* Begin DATA *

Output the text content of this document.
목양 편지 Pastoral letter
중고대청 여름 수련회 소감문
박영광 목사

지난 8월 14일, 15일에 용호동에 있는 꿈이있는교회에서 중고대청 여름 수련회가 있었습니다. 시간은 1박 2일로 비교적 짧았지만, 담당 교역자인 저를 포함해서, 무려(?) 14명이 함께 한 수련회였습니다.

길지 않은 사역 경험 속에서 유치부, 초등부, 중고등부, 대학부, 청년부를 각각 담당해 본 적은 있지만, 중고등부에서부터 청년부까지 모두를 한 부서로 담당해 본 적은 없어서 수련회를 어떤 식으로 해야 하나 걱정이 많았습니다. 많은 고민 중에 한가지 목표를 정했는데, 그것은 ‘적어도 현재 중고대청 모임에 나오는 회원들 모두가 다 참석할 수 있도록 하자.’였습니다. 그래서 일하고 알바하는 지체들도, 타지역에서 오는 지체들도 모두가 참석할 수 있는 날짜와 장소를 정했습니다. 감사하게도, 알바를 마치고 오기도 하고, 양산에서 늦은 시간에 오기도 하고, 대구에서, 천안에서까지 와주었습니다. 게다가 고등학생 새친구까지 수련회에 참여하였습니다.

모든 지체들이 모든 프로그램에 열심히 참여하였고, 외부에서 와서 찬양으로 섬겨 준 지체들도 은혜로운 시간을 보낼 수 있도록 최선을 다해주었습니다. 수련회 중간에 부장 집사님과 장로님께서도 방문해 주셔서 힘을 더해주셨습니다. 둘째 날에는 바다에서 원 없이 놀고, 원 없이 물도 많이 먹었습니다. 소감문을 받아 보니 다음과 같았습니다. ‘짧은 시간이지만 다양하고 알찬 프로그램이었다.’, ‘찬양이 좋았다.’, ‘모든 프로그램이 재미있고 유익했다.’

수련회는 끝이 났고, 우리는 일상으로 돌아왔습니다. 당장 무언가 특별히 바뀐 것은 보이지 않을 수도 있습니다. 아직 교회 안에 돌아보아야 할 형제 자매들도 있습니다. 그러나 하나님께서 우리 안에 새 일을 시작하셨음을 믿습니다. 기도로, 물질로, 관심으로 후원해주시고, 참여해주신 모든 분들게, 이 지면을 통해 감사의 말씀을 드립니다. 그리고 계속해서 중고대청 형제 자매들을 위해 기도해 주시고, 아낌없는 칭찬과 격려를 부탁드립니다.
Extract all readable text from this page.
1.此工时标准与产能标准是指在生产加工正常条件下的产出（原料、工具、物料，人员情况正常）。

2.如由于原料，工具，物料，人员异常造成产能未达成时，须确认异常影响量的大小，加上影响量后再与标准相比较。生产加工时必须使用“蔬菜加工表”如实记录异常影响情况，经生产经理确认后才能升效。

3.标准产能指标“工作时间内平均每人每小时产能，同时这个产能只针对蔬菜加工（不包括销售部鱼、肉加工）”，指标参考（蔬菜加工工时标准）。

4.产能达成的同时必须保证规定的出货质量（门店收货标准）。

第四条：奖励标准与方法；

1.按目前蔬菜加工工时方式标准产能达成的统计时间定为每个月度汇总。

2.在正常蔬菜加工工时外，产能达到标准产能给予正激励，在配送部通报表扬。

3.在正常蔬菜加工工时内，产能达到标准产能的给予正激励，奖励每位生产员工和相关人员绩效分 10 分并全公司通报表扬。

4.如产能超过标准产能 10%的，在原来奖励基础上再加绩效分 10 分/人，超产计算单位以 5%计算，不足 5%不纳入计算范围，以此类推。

* End DATA *

◆ YOUR INSTRUCTIONS
Collect the complete line wherever the string "text" appears in the records.

◆ EXERCISE ANSWER
Output the text content of this document.
Extract all readable text from this page.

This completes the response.